[Dataset items]
________________

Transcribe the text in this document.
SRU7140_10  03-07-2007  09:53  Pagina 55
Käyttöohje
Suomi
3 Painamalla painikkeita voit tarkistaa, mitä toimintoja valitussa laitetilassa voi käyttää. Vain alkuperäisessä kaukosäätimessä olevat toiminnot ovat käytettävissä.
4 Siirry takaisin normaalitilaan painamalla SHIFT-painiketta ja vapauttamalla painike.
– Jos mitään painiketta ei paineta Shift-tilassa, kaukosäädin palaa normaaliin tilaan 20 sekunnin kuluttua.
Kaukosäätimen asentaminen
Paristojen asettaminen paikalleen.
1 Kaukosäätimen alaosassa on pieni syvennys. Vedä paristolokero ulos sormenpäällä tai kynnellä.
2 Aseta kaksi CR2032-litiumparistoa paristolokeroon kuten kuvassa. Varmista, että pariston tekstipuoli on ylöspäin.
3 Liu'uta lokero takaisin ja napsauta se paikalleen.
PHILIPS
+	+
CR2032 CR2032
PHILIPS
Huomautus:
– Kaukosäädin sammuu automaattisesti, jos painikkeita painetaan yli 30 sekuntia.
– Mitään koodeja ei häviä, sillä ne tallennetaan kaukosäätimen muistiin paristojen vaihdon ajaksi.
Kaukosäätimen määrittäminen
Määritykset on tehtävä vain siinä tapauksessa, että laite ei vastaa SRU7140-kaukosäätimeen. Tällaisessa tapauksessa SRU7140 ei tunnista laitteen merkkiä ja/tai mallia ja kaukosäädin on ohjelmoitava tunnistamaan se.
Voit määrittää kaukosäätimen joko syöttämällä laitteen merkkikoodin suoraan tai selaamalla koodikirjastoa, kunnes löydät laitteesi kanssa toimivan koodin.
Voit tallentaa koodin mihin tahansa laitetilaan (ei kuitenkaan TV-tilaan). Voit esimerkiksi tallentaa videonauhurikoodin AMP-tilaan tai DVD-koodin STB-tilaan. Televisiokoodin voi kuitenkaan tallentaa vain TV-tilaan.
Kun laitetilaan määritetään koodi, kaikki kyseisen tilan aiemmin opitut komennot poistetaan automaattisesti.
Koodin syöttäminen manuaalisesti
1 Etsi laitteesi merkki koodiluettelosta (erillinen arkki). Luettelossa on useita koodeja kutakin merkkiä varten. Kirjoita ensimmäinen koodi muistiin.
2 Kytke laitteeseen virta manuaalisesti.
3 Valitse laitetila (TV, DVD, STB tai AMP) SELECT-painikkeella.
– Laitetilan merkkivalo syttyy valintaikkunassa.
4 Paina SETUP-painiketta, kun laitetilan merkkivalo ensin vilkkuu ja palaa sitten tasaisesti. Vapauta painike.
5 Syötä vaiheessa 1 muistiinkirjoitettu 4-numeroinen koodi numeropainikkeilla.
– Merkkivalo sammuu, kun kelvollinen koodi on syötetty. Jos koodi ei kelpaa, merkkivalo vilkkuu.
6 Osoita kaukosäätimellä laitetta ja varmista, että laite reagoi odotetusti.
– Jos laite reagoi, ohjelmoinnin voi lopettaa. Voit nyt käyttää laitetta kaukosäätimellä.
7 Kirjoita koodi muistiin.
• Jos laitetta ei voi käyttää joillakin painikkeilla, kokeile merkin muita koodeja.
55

________________

→ STATED GOAL:
Output all records verbatim.

→ REPLY:
Transcribe the text in this document.
SRU7140_10  03-07-2007  09:53  Pagina 55
Käyttöohje
Suomi
3 Painamalla painikkeita voit tarkistaa, mitä toimintoja valitussa laitetilassa voi käyttää. Vain alkuperäisessä kaukosäätimessä olevat toiminnot ovat käytettävissä.
4 Siirry takaisin normaalitilaan painamalla SHIFT-painiketta ja vapauttamalla painike.
– Jos mitään painiketta ei paineta Shift-tilassa, kaukosäädin palaa normaaliin tilaan 20 sekunnin kuluttua.
Kaukosäätimen asentaminen
Paristojen asettaminen paikalleen.
1 Kaukosäätimen alaosassa on pieni syvennys. Vedä paristolokero ulos sormenpäällä tai kynnellä.
2 Aseta kaksi CR2032-litiumparistoa paristolokeroon kuten kuvassa. Varmista, että pariston tekstipuoli on ylöspäin.
3 Liu'uta lokero takaisin ja napsauta se paikalleen.
PHILIPS
+	+
CR2032 CR2032
PHILIPS
Huomautus:
– Kaukosäädin sammuu automaattisesti, jos painikkeita painetaan yli 30 sekuntia.
– Mitään koodeja ei häviä, sillä ne tallennetaan kaukosäätimen muistiin paristojen vaihdon ajaksi.
Kaukosäätimen määrittäminen
Määritykset on tehtävä vain siinä tapauksessa, että laite ei vastaa SRU7140-kaukosäätimeen. Tällaisessa tapauksessa SRU7140 ei tunnista laitteen merkkiä ja/tai mallia ja kaukosäädin on ohjelmoitava tunnistamaan se.
Voit määrittää kaukosäätimen joko syöttämällä laitteen merkkikoodin suoraan tai selaamalla koodikirjastoa, kunnes löydät laitteesi kanssa toimivan koodin.
Voit tallentaa koodin mihin tahansa laitetilaan (ei kuitenkaan TV-tilaan). Voit esimerkiksi tallentaa videonauhurikoodin AMP-tilaan tai DVD-koodin STB-tilaan. Televisiokoodin voi kuitenkaan tallentaa vain TV-tilaan.
Kun laitetilaan määritetään koodi, kaikki kyseisen tilan aiemmin opitut komennot poistetaan automaattisesti.
Koodin syöttäminen manuaalisesti
1 Etsi laitteesi merkki koodiluettelosta (erillinen arkki). Luettelossa on useita koodeja kutakin merkkiä varten. Kirjoita ensimmäinen koodi muistiin.
2 Kytke laitteeseen virta manuaalisesti.
3 Valitse laitetila (TV, DVD, STB tai AMP) SELECT-painikkeella.
– Laitetilan merkkivalo syttyy valintaikkunassa.
4 Paina SETUP-painiketta, kun laitetilan merkkivalo ensin vilkkuu ja palaa sitten tasaisesti. Vapauta painike.
5 Syötä vaiheessa 1 muistiinkirjoitettu 4-numeroinen koodi numeropainikkeilla.
– Merkkivalo sammuu, kun kelvollinen koodi on syötetty. Jos koodi ei kelpaa, merkkivalo vilkkuu.
6 Osoita kaukosäätimellä laitetta ja varmista, että laite reagoi odotetusti.
– Jos laite reagoi, ohjelmoinnin voi lopettaa. Voit nyt käyttää laitetta kaukosäätimellä.
7 Kirjoita koodi muistiin.
• Jos laitetta ei voi käyttää joillakin painikkeilla, kokeile merkin muita koodeja.
55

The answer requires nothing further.